## begin

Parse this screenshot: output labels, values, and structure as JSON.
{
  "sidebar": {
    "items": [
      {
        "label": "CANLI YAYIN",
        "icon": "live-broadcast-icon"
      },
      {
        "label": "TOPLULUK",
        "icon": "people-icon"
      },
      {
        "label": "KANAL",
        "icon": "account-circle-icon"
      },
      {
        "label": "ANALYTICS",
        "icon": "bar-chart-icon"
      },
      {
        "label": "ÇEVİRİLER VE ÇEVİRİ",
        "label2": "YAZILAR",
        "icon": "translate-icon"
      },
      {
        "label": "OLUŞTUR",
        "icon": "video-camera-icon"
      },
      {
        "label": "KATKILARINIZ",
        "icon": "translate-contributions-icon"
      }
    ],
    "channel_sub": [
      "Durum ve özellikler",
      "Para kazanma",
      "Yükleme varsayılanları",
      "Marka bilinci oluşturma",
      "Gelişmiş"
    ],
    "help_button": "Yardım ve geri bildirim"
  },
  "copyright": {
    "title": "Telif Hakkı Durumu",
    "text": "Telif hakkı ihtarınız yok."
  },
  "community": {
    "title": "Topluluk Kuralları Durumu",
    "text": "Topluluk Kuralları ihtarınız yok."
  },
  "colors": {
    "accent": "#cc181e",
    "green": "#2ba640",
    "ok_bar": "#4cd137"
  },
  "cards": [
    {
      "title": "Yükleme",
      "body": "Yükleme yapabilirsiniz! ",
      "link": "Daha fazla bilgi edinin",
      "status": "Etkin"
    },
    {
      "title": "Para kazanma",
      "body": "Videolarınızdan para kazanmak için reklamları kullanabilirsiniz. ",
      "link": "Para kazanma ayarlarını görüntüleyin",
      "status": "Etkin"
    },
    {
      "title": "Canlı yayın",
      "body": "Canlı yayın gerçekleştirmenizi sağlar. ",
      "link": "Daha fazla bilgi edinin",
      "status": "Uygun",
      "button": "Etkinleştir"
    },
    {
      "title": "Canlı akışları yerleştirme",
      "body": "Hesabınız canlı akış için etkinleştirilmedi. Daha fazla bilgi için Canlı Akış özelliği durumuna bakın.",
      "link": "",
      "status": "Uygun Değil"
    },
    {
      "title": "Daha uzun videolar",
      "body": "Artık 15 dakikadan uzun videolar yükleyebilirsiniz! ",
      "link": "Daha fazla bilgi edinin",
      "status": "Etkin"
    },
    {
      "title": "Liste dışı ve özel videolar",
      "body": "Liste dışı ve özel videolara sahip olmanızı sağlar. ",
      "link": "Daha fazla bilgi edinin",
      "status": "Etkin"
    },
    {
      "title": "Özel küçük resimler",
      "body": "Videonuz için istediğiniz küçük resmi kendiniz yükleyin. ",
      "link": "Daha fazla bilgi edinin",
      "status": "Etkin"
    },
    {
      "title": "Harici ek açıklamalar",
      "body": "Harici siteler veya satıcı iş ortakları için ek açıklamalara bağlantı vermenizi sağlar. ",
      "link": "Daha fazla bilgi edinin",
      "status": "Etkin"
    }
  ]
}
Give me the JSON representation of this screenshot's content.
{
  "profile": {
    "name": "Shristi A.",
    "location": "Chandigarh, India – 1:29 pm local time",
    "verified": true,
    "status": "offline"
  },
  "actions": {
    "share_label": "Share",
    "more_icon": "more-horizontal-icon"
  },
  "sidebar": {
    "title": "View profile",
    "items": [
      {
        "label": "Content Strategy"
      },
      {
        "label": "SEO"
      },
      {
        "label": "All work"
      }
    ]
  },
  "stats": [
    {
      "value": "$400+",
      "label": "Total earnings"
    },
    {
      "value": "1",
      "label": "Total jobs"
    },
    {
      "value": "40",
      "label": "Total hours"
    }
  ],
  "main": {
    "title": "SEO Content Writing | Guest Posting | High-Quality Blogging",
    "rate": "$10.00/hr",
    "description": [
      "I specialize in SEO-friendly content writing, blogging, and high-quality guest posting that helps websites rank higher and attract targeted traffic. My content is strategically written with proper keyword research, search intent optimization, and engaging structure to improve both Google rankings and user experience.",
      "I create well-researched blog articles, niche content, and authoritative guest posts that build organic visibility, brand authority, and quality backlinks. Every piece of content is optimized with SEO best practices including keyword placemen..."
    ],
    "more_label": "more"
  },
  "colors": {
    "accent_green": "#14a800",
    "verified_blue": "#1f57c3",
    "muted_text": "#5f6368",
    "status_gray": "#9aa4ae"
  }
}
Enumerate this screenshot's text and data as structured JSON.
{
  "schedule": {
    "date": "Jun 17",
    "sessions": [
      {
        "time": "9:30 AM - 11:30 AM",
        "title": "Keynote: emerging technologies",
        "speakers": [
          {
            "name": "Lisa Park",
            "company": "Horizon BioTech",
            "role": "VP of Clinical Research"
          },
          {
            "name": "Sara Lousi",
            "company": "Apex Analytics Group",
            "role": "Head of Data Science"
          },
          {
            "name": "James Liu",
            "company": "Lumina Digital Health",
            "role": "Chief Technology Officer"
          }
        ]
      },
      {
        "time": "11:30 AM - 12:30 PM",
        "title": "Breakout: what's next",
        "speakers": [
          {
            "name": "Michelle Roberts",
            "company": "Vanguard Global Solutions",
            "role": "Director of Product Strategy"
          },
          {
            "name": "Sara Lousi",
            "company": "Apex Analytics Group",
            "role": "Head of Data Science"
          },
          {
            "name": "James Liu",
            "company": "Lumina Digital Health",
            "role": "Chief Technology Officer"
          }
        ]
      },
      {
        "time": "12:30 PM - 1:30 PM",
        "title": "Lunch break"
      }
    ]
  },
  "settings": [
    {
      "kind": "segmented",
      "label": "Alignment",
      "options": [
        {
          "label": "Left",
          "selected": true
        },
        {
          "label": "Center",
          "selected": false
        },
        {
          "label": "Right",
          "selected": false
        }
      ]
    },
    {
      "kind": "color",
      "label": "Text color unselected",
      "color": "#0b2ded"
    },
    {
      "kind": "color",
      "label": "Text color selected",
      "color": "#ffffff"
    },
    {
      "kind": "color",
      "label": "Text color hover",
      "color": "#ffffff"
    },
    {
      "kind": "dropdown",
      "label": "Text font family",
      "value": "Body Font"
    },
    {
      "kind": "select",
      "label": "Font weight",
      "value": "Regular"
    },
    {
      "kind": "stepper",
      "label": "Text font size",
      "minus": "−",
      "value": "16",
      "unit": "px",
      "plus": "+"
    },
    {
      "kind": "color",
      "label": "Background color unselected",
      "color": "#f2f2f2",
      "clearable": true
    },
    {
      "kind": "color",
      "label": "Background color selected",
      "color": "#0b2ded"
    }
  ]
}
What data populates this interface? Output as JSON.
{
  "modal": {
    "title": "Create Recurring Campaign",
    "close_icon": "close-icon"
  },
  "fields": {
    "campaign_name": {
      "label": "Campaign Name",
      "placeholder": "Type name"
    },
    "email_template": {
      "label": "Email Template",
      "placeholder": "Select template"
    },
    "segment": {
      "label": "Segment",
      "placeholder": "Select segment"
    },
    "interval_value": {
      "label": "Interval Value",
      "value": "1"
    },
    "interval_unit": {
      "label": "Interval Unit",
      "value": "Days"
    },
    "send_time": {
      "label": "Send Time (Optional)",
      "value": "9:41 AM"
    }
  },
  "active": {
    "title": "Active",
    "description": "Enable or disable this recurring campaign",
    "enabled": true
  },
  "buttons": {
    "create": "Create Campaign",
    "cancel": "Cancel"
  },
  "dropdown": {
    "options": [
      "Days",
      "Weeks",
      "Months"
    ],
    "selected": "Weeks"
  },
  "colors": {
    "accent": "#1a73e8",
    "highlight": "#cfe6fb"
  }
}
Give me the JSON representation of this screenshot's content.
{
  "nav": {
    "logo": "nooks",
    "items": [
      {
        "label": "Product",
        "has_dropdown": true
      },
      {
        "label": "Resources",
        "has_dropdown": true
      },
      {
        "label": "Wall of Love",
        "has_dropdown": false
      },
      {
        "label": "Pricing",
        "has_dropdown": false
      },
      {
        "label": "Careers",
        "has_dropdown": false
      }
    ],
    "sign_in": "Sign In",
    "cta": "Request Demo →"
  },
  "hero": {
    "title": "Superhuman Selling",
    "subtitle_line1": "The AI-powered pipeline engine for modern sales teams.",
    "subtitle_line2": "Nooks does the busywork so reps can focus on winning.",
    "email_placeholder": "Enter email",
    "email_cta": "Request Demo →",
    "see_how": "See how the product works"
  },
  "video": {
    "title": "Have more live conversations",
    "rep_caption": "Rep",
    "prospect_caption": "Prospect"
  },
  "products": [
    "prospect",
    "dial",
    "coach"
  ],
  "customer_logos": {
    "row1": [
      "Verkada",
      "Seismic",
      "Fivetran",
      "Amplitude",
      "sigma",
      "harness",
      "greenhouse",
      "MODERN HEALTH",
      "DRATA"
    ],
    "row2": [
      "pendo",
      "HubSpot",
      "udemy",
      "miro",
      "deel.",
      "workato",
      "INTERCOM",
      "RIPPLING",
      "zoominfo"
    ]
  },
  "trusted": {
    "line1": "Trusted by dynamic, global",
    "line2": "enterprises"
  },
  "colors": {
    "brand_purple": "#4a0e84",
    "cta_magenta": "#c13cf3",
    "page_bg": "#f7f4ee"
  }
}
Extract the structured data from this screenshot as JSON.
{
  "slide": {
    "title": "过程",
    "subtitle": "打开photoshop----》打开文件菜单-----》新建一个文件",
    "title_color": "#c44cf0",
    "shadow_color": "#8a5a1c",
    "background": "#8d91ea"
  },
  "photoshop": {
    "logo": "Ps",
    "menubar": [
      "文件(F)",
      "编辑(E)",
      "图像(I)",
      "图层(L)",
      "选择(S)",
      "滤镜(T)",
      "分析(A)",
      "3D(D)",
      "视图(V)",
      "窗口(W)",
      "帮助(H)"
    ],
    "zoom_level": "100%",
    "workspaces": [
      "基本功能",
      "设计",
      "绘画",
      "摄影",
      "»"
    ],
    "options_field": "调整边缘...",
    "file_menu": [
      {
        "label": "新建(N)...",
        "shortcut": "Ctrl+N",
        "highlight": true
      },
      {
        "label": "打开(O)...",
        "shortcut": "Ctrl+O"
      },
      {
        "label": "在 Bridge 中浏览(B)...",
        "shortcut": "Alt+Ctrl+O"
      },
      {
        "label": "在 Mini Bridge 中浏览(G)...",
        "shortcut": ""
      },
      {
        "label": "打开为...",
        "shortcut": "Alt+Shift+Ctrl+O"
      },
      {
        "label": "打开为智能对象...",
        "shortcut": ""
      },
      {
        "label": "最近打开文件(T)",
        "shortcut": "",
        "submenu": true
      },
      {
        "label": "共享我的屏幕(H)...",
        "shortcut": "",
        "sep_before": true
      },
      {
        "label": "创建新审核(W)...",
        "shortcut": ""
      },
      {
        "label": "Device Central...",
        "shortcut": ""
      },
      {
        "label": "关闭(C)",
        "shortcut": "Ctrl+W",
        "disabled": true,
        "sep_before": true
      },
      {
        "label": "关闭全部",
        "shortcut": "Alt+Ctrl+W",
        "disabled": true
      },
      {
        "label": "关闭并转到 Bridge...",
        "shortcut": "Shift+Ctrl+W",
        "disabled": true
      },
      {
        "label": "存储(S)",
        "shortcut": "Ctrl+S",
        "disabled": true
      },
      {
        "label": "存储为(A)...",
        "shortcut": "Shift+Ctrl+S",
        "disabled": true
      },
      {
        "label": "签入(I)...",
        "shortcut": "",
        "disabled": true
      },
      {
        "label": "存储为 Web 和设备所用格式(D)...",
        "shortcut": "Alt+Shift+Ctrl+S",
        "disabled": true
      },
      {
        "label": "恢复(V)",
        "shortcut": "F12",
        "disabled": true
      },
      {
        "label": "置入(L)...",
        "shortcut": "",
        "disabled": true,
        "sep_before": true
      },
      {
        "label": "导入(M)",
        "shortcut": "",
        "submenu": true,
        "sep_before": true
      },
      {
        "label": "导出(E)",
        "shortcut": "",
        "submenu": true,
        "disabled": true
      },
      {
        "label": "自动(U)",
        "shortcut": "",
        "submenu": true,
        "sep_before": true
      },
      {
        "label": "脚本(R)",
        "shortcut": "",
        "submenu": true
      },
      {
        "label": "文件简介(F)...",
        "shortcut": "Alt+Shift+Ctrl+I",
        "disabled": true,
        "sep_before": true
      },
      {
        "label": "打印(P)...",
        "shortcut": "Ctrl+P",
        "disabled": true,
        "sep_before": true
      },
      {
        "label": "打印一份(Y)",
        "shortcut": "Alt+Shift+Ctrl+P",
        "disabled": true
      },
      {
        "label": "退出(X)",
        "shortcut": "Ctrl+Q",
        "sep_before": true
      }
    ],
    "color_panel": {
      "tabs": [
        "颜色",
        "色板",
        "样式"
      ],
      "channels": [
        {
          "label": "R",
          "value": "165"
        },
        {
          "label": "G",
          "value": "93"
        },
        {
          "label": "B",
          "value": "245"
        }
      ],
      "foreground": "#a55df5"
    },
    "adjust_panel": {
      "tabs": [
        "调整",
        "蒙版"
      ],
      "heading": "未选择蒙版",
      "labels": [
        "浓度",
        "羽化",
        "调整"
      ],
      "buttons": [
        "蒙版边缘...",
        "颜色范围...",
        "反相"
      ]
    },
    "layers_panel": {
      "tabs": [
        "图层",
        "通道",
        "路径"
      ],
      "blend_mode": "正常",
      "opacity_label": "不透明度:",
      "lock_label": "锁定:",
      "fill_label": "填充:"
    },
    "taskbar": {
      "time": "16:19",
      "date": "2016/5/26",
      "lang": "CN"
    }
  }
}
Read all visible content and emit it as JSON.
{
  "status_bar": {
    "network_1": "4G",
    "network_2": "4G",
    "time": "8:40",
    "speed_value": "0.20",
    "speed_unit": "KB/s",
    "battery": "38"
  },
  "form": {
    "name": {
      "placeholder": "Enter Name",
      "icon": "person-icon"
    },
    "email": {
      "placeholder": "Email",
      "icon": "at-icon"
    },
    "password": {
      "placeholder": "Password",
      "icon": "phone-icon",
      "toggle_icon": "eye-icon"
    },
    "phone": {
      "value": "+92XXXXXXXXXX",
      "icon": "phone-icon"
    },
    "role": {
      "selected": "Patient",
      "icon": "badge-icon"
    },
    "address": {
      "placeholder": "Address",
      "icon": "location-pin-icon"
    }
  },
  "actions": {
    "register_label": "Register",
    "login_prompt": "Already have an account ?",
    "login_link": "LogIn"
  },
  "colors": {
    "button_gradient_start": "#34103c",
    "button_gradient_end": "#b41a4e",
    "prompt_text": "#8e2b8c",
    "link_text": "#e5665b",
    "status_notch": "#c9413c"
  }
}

## end

EXERCISE INSTRUCTIONS:
Give only the number of lines in the material above that include the word "ihtarınız".

ANSWER IN FULL:
2